Inside SOOMLA: Advertiser Breakdown

Inside SOOMLA: A sneak peak into our Advertiser Breakdown screen.  One of the many unique and invaluable features within SOOMLA

In this installation of “Inside SOOMLA”, we’re going to show off our “Advertiser Breakdown” screen. In a nutshell, the entire purpose of this feature is to provide publishers with invaluable data about who is advertising in their app. Whether you want to understand which advertisers are paying out the highest eCPM, make direct deals, or see which advertisers are causing churn – this the place to get it all.

Ultimately, the ad experience is a double edged sword. On one end, ads can provide a significant boost to revenue and counter in-app purchase cannibalization by being properly monitored. On the other end, if not controlled, ads can ruin a user’s experience in the app and send them running for the uninstall button.

There are a few related posts to this – so I recommend checking them out for some context:

  1. 10 Mistakes That Will Keep Your Ad Revenue Low
  2. Data Based Formula – Which Advertisers to Block
  3. Q4 2017 Ads and Churn Case Study

There are several use cases that we’ve seen throughout the market for this data, so let’s take a look:

Case 1 – Advertiser Blocking Compliance

Ad-networks sometimes provide the ability for publishers to block specific advertisers. There are several reasons why publishers tend to do so:

  1. Publishers suspect that their direct competitors are causing churn (despite SOOMLA’s report on advertiser churn).
  2. Certain advertisers are deemed inappropriate for the target audiences of some apps.

__Data extract__.
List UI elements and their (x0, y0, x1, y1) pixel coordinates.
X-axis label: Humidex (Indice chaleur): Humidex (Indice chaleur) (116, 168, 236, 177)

__Exercise set__.
a) Can you return the passage of the SOOMLA article from "There are several use" up to and including "on advertiser churn).", copied word for word?
b) Which related posts does the SOOMLA article recommend checking out for context? List every title.

__Response list__.
a)
There are several use cases that we’ve seen throughout the market for this data, so let’s take a look:

Case 1 – Advertiser Blocking Compliance

Ad-networks sometimes provide the ability for publishers to block specific advertisers. There are several reasons why publishers tend to do so:

  1. Publishers suspect that their direct competitors are causing churn (despite SOOMLA’s report on advertiser churn).

b)
1. 10 Mistakes That Will Keep Your Ad Revenue Low
2. Data Based Formula – Which Advertisers to Block
3. Q4 2017 Ads and Churn Case Study